DOCUMENT TEXT:
>> begin

# My Archer Fish



## sivakv (Aug 6, 2010)

Hello

I have an archer, about an inch or so, and he tends to darken the lower half of his body at times, and at times it is clear silver. Any clues as to whether there is a problem ? He eats well, very aware of people around hence darts across and so on. He is in a 6ftx2ftx2ft tank and his tank mates are tinfoil, gorami, paradise, synodontis, redtail shark.

Aquarium Gallery - Archer

Warm Regards
Siva


----------



## jrman83 (Jul 9, 2010)

Have you read about their characteristics? Maybe this is something they do on their own? He looks healthy from that pic.


----------



## tinman (Nov 3, 2009)

i dont know about archer fish to answer this question but my honey gaurami does this same thing 

he completely blacks from nose and all along bottom when he is super happy or whn he is getting ready to fight  

may be archer fish coloration works the same way


----------



## phys (Feb 4, 2011)

probably does it as some kind of defensive show or change of mood. Other times it could be what kind of background he's around.. just to blend in a bit. sounds like it may use that as he goes in shade/lighted areas... but its just a guess.


----------



## Mrmike (Apr 1, 2011)

Archers do prefer brackish..... just saying.


----------



## sivakv (Aug 6, 2010)

True Archer is a brackish water fish, but what i found was, it swims across to totally fresh and can also handle salty water. Apart from the bottom half getting dark at times, he is perfectly normal. 

In case anyone in this group maintained in their aquarium, an archer, would help in understanding their observations as well. Appears Archer may not be commonly kept in aquariums


----------

>> end

LISTED ENTRIES:
>> begin

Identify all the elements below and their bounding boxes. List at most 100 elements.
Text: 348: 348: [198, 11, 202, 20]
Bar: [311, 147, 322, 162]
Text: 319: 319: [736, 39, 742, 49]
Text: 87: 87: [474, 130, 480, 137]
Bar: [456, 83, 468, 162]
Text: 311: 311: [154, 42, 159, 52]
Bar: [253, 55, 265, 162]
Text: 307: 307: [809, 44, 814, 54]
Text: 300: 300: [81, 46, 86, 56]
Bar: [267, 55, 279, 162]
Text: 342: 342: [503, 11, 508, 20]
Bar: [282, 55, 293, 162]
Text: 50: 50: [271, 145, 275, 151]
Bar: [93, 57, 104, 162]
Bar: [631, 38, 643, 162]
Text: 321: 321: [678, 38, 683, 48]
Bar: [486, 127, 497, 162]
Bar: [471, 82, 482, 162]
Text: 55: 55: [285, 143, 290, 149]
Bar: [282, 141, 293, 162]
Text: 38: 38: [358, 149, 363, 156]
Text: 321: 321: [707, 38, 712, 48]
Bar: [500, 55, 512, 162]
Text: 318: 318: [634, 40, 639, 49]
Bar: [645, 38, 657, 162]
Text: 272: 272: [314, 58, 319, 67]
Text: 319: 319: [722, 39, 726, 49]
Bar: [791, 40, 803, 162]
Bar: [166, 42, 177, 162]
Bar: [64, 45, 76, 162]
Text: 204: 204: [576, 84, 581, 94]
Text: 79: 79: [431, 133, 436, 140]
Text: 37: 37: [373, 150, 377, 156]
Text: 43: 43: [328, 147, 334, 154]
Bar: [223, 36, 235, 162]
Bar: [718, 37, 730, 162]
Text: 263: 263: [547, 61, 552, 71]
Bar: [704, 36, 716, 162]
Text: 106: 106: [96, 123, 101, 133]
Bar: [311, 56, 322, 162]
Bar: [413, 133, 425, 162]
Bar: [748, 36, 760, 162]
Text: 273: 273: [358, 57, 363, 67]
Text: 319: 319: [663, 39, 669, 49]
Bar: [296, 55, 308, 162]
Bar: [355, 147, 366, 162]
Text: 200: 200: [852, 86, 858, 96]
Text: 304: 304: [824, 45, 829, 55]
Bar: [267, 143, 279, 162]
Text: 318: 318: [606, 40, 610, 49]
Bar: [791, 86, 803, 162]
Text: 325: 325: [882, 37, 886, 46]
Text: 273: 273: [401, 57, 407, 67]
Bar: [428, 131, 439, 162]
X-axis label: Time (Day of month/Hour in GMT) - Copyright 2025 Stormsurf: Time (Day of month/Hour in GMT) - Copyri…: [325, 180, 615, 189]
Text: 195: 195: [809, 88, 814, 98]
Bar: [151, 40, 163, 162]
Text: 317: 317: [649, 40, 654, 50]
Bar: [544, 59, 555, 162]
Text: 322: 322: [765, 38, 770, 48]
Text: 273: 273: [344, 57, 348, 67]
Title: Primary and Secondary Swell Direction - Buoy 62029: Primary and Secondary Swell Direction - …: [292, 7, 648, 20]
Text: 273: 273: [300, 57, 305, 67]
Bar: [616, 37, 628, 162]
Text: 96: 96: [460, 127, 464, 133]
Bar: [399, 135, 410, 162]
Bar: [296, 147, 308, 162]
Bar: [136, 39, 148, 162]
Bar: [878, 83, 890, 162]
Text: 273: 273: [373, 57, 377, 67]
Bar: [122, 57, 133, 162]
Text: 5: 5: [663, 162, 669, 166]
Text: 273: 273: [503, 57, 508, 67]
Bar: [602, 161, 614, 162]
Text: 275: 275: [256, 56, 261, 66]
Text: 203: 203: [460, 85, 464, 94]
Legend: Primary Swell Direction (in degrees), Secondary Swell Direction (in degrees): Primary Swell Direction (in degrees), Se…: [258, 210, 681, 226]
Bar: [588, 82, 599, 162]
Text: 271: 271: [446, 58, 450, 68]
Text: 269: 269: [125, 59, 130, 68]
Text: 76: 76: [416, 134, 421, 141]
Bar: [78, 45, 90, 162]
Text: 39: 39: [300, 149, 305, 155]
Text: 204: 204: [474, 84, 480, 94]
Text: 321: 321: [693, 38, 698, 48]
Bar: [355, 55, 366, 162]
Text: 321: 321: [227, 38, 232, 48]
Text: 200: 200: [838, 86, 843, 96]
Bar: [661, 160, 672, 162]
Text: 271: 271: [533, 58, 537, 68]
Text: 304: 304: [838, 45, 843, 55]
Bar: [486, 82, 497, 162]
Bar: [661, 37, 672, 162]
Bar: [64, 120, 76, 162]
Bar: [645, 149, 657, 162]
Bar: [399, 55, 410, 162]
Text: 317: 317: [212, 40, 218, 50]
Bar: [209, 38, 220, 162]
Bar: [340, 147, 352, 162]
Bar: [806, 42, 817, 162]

>> end

REQUIREMENT:
Please state the dimensions of the tank that holds the archer in the archer fish thread. The items come from a separate source and are unrelated to the archer fish thread.

SOLUTION TO THE PROBLEM:
6 ft x 2 ft x 2 ft